* Selected extract *
On Tue, Aug 19, 2008 at 9:52 AM, Wendell xe <wend...@yahoo.com> wrote:
> Seeking an alternative to vi and emacs, I've been giving Acme a try (acme-sac, actually). After reading the articles and man pages and playing with it for a few days, I'll admit I don't see how Acme could be even remotely competitive with vim/emacs for editing code.
>

Isn't "I don't see how Acme could be even remotely competitive..."
seem a tad harsh? :-) It is just a little different than what you
normally use. Acme is pretty powerful. And how I answer your questions
below might shed light with you on how it is used.

> Searching the 9fans archive, I found admonitions that you have to learn Acme's very different operating paradigm, but no specific advice. So I'm posting here a list of editor features I miss in Acme. For each item, what is the Acme way of approaching it?

* Material provided *
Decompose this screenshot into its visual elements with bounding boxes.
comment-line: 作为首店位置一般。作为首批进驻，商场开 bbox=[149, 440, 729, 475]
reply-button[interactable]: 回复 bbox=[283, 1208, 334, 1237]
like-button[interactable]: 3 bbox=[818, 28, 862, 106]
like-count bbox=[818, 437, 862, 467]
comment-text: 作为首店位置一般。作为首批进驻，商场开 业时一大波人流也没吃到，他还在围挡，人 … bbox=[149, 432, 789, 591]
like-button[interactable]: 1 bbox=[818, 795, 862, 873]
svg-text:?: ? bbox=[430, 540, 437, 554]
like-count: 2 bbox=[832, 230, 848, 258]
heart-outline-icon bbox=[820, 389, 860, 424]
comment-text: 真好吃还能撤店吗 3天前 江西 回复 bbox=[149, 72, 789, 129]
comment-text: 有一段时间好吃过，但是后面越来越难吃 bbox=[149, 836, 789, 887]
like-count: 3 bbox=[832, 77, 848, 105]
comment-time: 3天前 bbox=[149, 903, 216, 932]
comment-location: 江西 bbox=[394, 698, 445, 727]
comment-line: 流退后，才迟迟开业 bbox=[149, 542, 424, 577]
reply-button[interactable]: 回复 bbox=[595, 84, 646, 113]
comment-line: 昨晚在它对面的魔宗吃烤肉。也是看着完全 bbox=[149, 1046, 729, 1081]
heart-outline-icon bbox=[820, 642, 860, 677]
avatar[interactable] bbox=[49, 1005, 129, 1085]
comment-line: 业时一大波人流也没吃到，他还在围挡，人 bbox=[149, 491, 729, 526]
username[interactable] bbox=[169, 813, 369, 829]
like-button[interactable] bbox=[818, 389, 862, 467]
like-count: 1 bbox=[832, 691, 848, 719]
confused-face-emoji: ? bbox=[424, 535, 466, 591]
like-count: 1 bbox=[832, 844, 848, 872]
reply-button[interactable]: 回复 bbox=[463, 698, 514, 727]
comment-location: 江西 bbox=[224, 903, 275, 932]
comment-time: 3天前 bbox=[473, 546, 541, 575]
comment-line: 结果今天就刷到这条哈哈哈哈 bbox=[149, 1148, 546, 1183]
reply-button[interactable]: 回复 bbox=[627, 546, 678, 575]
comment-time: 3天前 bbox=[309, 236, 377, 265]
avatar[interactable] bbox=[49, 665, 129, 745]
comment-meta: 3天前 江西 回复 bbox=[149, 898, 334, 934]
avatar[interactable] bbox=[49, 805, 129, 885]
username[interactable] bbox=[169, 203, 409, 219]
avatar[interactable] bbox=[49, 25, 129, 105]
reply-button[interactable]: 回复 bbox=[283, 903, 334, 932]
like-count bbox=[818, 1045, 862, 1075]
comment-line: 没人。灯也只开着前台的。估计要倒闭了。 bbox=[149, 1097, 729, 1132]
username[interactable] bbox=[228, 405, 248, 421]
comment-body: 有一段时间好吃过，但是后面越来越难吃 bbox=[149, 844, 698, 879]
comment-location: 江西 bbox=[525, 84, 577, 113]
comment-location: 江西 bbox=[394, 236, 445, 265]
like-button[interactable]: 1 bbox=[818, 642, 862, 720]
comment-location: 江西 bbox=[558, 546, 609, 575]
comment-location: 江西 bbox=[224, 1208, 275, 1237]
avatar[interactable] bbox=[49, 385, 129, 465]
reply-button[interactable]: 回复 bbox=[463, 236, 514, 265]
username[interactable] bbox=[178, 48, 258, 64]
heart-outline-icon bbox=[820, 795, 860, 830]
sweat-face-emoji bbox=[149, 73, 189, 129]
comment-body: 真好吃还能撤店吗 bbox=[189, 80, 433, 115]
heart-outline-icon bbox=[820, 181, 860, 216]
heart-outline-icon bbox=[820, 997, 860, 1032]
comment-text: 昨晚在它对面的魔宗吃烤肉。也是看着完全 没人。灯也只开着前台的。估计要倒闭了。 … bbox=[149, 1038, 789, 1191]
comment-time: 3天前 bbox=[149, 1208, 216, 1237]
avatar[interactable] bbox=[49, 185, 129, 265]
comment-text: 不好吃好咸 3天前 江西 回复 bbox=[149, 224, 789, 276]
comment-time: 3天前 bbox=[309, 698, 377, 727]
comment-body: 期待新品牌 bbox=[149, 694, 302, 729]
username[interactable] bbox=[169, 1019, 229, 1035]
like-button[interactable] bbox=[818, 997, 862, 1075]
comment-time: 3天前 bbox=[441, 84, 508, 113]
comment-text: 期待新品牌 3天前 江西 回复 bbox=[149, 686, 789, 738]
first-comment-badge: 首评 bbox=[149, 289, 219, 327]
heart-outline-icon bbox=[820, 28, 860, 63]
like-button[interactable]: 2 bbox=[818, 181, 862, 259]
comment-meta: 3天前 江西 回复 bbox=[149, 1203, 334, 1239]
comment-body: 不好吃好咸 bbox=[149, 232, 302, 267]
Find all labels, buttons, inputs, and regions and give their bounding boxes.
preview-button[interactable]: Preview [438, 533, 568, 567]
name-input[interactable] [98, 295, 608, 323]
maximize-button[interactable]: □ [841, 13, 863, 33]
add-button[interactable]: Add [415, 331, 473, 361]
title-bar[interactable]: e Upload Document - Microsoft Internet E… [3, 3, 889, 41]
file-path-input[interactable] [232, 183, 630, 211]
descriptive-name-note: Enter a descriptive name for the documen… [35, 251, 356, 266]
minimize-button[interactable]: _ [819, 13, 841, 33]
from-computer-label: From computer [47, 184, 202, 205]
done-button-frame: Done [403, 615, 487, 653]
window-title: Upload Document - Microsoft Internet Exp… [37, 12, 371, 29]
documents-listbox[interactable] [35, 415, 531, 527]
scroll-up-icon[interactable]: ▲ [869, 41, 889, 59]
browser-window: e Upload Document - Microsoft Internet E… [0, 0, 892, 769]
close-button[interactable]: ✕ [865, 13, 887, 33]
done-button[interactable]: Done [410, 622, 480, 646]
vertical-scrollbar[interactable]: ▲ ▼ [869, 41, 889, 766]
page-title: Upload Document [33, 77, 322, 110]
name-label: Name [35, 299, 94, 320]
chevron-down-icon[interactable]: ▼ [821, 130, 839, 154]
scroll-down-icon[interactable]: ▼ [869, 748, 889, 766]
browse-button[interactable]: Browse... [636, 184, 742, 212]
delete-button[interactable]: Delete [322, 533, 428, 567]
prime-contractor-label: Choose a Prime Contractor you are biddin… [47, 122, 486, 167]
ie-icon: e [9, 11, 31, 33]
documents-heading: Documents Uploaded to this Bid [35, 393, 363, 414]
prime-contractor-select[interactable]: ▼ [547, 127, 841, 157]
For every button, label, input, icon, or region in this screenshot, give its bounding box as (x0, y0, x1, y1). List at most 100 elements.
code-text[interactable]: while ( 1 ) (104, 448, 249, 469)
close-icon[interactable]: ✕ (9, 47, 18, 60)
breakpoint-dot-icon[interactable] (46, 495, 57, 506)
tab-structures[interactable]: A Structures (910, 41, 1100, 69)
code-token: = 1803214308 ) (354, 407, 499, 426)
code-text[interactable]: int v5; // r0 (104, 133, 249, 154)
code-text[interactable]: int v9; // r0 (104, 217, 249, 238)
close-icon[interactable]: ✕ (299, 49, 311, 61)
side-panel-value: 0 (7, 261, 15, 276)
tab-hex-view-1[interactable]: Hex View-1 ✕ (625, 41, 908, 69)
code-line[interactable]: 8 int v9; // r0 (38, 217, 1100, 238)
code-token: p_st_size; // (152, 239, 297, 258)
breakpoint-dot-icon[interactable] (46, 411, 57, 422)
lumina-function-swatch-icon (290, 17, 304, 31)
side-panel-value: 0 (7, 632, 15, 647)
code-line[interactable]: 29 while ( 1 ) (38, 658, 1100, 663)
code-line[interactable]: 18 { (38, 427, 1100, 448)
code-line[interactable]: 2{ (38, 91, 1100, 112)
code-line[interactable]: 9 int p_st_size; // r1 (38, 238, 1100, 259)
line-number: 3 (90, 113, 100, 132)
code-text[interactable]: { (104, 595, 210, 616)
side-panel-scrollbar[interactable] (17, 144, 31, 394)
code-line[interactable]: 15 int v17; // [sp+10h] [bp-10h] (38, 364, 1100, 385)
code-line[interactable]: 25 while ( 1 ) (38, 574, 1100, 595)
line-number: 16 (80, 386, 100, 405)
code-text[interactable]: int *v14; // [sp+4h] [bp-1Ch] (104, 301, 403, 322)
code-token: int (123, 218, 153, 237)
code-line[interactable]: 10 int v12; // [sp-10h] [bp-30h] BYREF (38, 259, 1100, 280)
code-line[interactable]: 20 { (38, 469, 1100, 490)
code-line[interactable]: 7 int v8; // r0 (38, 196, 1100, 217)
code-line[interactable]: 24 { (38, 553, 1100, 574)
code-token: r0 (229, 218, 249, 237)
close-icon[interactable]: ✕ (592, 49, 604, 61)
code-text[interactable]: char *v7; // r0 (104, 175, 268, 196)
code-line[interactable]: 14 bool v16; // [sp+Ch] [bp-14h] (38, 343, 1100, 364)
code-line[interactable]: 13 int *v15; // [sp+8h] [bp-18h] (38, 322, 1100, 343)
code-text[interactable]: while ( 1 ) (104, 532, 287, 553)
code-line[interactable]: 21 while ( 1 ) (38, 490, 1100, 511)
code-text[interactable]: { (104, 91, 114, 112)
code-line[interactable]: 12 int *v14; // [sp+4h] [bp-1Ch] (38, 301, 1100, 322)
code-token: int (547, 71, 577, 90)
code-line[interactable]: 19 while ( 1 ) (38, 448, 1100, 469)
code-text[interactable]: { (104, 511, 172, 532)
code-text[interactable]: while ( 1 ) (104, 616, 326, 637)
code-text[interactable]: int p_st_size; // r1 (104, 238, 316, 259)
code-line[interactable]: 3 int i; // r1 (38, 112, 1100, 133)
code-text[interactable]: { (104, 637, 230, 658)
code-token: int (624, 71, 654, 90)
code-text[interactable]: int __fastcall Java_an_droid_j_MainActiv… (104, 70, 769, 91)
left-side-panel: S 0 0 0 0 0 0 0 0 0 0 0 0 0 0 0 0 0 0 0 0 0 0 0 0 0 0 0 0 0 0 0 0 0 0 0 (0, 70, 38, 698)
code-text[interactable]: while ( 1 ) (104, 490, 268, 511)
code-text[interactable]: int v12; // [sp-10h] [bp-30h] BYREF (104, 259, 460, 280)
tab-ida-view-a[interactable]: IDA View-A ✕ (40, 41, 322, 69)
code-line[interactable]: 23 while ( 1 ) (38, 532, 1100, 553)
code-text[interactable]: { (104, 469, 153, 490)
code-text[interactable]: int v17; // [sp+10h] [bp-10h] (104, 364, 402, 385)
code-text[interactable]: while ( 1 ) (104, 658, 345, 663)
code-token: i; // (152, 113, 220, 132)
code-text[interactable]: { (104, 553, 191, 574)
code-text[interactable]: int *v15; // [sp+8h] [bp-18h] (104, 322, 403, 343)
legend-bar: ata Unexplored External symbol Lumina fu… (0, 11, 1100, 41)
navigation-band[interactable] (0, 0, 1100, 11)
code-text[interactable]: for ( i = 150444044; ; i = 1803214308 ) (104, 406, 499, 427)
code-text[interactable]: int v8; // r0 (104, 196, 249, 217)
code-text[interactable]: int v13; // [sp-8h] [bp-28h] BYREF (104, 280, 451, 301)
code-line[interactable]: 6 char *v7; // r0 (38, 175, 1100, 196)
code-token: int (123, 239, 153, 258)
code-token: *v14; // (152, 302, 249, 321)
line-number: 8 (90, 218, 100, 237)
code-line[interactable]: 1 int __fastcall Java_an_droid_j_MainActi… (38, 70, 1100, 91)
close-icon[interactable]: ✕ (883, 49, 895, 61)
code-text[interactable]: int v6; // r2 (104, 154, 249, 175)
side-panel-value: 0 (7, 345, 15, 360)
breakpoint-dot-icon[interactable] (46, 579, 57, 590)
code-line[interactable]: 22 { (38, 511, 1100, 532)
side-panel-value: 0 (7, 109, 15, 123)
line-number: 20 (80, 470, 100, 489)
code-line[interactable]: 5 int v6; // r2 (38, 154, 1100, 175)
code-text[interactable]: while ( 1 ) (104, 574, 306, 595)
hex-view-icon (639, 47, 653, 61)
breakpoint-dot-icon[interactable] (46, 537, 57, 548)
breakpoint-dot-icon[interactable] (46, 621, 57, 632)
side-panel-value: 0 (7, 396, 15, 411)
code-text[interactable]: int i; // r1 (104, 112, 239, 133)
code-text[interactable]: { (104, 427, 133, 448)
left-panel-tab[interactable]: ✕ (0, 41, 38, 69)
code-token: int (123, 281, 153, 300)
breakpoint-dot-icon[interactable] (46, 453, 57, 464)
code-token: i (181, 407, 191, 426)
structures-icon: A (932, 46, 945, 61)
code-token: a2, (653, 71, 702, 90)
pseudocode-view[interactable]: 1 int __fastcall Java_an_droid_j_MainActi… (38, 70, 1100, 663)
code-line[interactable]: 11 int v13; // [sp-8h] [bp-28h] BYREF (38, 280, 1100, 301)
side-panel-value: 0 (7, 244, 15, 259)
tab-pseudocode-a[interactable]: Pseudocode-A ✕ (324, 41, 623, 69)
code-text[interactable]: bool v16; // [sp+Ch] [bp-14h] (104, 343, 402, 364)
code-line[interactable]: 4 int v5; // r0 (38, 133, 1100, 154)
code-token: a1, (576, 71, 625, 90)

* Written tasks *
A - List every distinct editor name that appears in the email excerpt, including the variant given in parentheses.
B - Please reproduce the entries from their first line up to and including the line that contains "avatar[interactable] bbox=[49, 665, 129, 745]".

* Expected answers *
A -
vi
emacs
Acme
acme-sac
vim

B -
Decompose this screenshot into its visual elements with bounding boxes.
comment-line: 作为首店位置一般。作为首批进驻，商场开 bbox=[149, 440, 729, 475]
reply-button[interactable]: 回复 bbox=[283, 1208, 334, 1237]
like-button[interactable]: 3 bbox=[818, 28, 862, 106]
like-count bbox=[818, 437, 862, 467]
comment-text: 作为首店位置一般。作为首批进驻，商场开 业时一大波人流也没吃到，他还在围挡，人 … bbox=[149, 432, 789, 591]
like-button[interactable]: 1 bbox=[818, 795, 862, 873]
svg-text:?: ? bbox=[430, 540, 437, 554]
like-count: 2 bbox=[832, 230, 848, 258]
heart-outline-icon bbox=[820, 389, 860, 424]
comment-text: 真好吃还能撤店吗 3天前 江西 回复 bbox=[149, 72, 789, 129]
comment-text: 有一段时间好吃过，但是后面越来越难吃 bbox=[149, 836, 789, 887]
like-count: 3 bbox=[832, 77, 848, 105]
comment-time: 3天前 bbox=[149, 903, 216, 932]
comment-location: 江西 bbox=[394, 698, 445, 727]
comment-line: 流退后，才迟迟开业 bbox=[149, 542, 424, 577]
reply-button[interactable]: 回复 bbox=[595, 84, 646, 113]
comment-line: 昨晚在它对面的魔宗吃烤肉。也是看着完全 bbox=[149, 1046, 729, 1081]
heart-outline-icon bbox=[820, 642, 860, 677]
avatar[interactable] bbox=[49, 1005, 129, 1085]
comment-line: 业时一大波人流也没吃到，他还在围挡，人 bbox=[149, 491, 729, 526]
username[interactable] bbox=[169, 813, 369, 829]
like-button[interactable] bbox=[818, 389, 862, 467]
like-count: 1 bbox=[832, 691, 848, 719]
confused-face-emoji: ? bbox=[424, 535, 466, 591]
like-count: 1 bbox=[832, 844, 848, 872]
reply-button[interactable]: 回复 bbox=[463, 698, 514, 727]
comment-location: 江西 bbox=[224, 903, 275, 932]
comment-time: 3天前 bbox=[473, 546, 541, 575]
comment-line: 结果今天就刷到这条哈哈哈哈 bbox=[149, 1148, 546, 1183]
reply-button[interactable]: 回复 bbox=[627, 546, 678, 575]
comment-time: 3天前 bbox=[309, 236, 377, 265]
avatar[interactable] bbox=[49, 665, 129, 745]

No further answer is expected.